Task to carry out: Type out the material below exactly.

# # # #

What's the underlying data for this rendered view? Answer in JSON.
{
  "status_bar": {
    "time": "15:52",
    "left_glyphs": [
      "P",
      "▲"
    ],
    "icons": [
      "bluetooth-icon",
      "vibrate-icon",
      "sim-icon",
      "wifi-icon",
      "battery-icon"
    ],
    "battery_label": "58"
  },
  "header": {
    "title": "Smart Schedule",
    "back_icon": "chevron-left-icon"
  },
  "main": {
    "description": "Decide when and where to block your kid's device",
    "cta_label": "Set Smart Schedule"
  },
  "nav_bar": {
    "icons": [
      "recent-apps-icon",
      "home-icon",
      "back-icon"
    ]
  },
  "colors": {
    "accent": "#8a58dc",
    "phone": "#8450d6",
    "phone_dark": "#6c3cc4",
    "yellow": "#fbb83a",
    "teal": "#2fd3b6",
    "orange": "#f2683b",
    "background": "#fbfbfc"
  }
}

# # # #

Solution:
What's the underlying data for this rendered view? Answer in JSON.
{
  "status_bar": {
    "time": "15:52",
    "left_glyphs": [
      "P",
      "▲"
    ],
    "icons": [
      "bluetooth-icon",
      "vibrate-icon",
      "sim-icon",
      "wifi-icon",
      "battery-icon"
    ],
    "battery_label": "58"
  },
  "header": {
    "title": "Smart Schedule",
    "back_icon": "chevron-left-icon"
  },
  "main": {
    "description": "Decide when and where to block your kid's device",
    "cta_label": "Set Smart Schedule"
  },
  "nav_bar": {
    "icons": [
      "recent-apps-icon",
      "home-icon",
      "back-icon"
    ]
  },
  "colors": {
    "accent": "#8a58dc",
    "phone": "#8450d6",
    "phone_dark": "#6c3cc4",
    "yellow": "#fbb83a",
    "teal": "#2fd3b6",
    "orange": "#f2683b",
    "background": "#fbfbfc"
  }
}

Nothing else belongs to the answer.